RECORDS FOR PROCESSING
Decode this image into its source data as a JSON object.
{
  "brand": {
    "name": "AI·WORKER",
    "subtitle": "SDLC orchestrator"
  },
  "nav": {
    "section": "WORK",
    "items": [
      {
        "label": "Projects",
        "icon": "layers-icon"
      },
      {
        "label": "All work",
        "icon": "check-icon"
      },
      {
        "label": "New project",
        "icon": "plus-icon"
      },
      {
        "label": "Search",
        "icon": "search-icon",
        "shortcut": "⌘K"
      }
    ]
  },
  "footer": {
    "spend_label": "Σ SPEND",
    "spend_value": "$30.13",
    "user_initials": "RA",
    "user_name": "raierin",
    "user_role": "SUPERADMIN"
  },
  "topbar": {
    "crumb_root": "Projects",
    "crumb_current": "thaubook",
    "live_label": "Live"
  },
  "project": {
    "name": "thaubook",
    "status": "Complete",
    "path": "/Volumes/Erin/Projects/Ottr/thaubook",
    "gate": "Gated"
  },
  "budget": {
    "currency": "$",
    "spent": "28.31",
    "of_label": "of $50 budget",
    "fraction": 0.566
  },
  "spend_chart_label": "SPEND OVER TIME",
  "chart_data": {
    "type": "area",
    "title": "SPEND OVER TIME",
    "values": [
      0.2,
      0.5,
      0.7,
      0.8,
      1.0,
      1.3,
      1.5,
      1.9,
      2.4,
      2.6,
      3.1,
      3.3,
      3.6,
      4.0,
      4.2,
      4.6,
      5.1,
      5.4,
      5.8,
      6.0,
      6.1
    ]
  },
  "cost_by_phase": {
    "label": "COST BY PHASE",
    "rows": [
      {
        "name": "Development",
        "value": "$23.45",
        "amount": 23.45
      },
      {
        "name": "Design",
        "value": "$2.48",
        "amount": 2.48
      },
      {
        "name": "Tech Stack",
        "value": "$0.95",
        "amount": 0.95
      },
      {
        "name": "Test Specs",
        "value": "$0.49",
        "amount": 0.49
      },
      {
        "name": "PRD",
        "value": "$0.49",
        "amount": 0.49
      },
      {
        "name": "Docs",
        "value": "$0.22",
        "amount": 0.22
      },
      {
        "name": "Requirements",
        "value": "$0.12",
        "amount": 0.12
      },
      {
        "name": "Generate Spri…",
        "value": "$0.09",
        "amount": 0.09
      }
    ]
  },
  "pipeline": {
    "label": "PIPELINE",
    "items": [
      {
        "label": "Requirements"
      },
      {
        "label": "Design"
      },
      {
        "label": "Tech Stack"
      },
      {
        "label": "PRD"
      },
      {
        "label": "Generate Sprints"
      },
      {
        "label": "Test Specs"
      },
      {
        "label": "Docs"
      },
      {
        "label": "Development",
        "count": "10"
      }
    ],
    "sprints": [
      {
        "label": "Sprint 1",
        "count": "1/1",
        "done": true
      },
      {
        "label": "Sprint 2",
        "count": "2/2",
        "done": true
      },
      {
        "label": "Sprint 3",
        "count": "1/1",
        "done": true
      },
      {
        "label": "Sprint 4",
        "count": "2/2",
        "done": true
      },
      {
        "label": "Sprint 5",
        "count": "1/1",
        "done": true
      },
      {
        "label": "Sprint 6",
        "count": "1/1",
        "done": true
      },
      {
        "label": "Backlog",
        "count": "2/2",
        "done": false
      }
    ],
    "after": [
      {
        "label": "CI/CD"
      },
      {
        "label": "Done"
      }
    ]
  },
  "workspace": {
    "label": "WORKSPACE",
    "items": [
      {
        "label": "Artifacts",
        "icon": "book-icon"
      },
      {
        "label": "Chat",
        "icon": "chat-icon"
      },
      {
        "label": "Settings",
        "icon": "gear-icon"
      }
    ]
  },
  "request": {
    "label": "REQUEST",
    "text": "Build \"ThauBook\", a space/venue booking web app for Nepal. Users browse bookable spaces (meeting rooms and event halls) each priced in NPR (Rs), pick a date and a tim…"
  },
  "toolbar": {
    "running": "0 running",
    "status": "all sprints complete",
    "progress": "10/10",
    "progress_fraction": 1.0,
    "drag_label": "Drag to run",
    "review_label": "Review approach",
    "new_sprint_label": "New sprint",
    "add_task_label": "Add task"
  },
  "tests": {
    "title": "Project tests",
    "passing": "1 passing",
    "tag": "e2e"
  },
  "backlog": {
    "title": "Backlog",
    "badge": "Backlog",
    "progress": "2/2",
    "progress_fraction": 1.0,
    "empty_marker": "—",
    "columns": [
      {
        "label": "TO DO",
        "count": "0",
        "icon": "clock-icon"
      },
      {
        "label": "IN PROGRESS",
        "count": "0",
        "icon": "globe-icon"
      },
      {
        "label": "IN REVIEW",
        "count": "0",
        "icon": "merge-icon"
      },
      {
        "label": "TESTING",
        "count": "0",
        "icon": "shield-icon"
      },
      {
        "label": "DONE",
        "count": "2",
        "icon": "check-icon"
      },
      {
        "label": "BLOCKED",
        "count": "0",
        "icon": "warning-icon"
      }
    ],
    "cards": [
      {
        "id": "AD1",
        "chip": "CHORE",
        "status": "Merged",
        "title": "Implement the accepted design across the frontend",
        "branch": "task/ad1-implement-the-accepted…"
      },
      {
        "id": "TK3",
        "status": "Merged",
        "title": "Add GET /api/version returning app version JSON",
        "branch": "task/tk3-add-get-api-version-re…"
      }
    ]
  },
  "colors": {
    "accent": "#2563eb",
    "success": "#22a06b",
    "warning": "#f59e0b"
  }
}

OBJECTIVE
Each record above should be output again exactly.

RESULT FOR THIS EXERCISE
Decode this image into its source data as a JSON object.
{
  "brand": {
    "name": "AI·WORKER",
    "subtitle": "SDLC orchestrator"
  },
  "nav": {
    "section": "WORK",
    "items": [
      {
        "label": "Projects",
        "icon": "layers-icon"
      },
      {
        "label": "All work",
        "icon": "check-icon"
      },
      {
        "label": "New project",
        "icon": "plus-icon"
      },
      {
        "label": "Search",
        "icon": "search-icon",
        "shortcut": "⌘K"
      }
    ]
  },
  "footer": {
    "spend_label": "Σ SPEND",
    "spend_value": "$30.13",
    "user_initials": "RA",
    "user_name": "raierin",
    "user_role": "SUPERADMIN"
  },
  "topbar": {
    "crumb_root": "Projects",
    "crumb_current": "thaubook",
    "live_label": "Live"
  },
  "project": {
    "name": "thaubook",
    "status": "Complete",
    "path": "/Volumes/Erin/Projects/Ottr/thaubook",
    "gate": "Gated"
  },
  "budget": {
    "currency": "$",
    "spent": "28.31",
    "of_label": "of $50 budget",
    "fraction": 0.566
  },
  "spend_chart_label": "SPEND OVER TIME",
  "chart_data": {
    "type": "area",
    "title": "SPEND OVER TIME",
    "values": [
      0.2,
      0.5,
      0.7,
      0.8,
      1.0,
      1.3,
      1.5,
      1.9,
      2.4,
      2.6,
      3.1,
      3.3,
      3.6,
      4.0,
      4.2,
      4.6,
      5.1,
      5.4,
      5.8,
      6.0,
      6.1
    ]
  },
  "cost_by_phase": {
    "label": "COST BY PHASE",
    "rows": [
      {
        "name": "Development",
        "value": "$23.45",
        "amount": 23.45
      },
      {
        "name": "Design",
        "value": "$2.48",
        "amount": 2.48
      },
      {
        "name": "Tech Stack",
        "value": "$0.95",
        "amount": 0.95
      },
      {
        "name": "Test Specs",
        "value": "$0.49",
        "amount": 0.49
      },
      {
        "name": "PRD",
        "value": "$0.49",
        "amount": 0.49
      },
      {
        "name": "Docs",
        "value": "$0.22",
        "amount": 0.22
      },
      {
        "name": "Requirements",
        "value": "$0.12",
        "amount": 0.12
      },
      {
        "name": "Generate Spri…",
        "value": "$0.09",
        "amount": 0.09
      }
    ]
  },
  "pipeline": {
    "label": "PIPELINE",
    "items": [
      {
        "label": "Requirements"
      },
      {
        "label": "Design"
      },
      {
        "label": "Tech Stack"
      },
      {
        "label": "PRD"
      },
      {
        "label": "Generate Sprints"
      },
      {
        "label": "Test Specs"
      },
      {
        "label": "Docs"
      },
      {
        "label": "Development",
        "count": "10"
      }
    ],
    "sprints": [
      {
        "label": "Sprint 1",
        "count": "1/1",
        "done": true
      },
      {
        "label": "Sprint 2",
        "count": "2/2",
        "done": true
      },
      {
        "label": "Sprint 3",
        "count": "1/1",
        "done": true
      },
      {
        "label": "Sprint 4",
        "count": "2/2",
        "done": true
      },
      {
        "label": "Sprint 5",
        "count": "1/1",
        "done": true
      },
      {
        "label": "Sprint 6",
        "count": "1/1",
        "done": true
      },
      {
        "label": "Backlog",
        "count": "2/2",
        "done": false
      }
    ],
    "after": [
      {
        "label": "CI/CD"
      },
      {
        "label": "Done"
      }
    ]
  },
  "workspace": {
    "label": "WORKSPACE",
    "items": [
      {
        "label": "Artifacts",
        "icon": "book-icon"
      },
      {
        "label": "Chat",
        "icon": "chat-icon"
      },
      {
        "label": "Settings",
        "icon": "gear-icon"
      }
    ]
  },
  "request": {
    "label": "REQUEST",
    "text": "Build \"ThauBook\", a space/venue booking web app for Nepal. Users browse bookable spaces (meeting rooms and event halls) each priced in NPR (Rs), pick a date and a tim…"
  },
  "toolbar": {
    "running": "0 running",
    "status": "all sprints complete",
    "progress": "10/10",
    "progress_fraction": 1.0,
    "drag_label": "Drag to run",
    "review_label": "Review approach",
    "new_sprint_label": "New sprint",
    "add_task_label": "Add task"
  },
  "tests": {
    "title": "Project tests",
    "passing": "1 passing",
    "tag": "e2e"
  },
  "backlog": {
    "title": "Backlog",
    "badge": "Backlog",
    "progress": "2/2",
    "progress_fraction": 1.0,
    "empty_marker": "—",
    "columns": [
      {
        "label": "TO DO",
        "count": "0",
        "icon": "clock-icon"
      },
      {
        "label": "IN PROGRESS",
        "count": "0",
        "icon": "globe-icon"
      },
      {
        "label": "IN REVIEW",
        "count": "0",
        "icon": "merge-icon"
      },
      {
        "label": "TESTING",
        "count": "0",
        "icon": "shield-icon"
      },
      {
        "label": "DONE",
        "count": "2",
        "icon": "check-icon"
      },
      {
        "label": "BLOCKED",
        "count": "0",
        "icon": "warning-icon"
      }
    ],
    "cards": [
      {
        "id": "AD1",
        "chip": "CHORE",
        "status": "Merged",
        "title": "Implement the accepted design across the frontend",
        "branch": "task/ad1-implement-the-accepted…"
      },
      {
        "id": "TK3",
        "status": "Merged",
        "title": "Add GET /api/version returning app version JSON",
        "branch": "task/tk3-add-get-api-version-re…"
      }
    ]
  },
  "colors": {
    "accent": "#2563eb",
    "success": "#22a06b",
    "warning": "#f59e0b"
  }
}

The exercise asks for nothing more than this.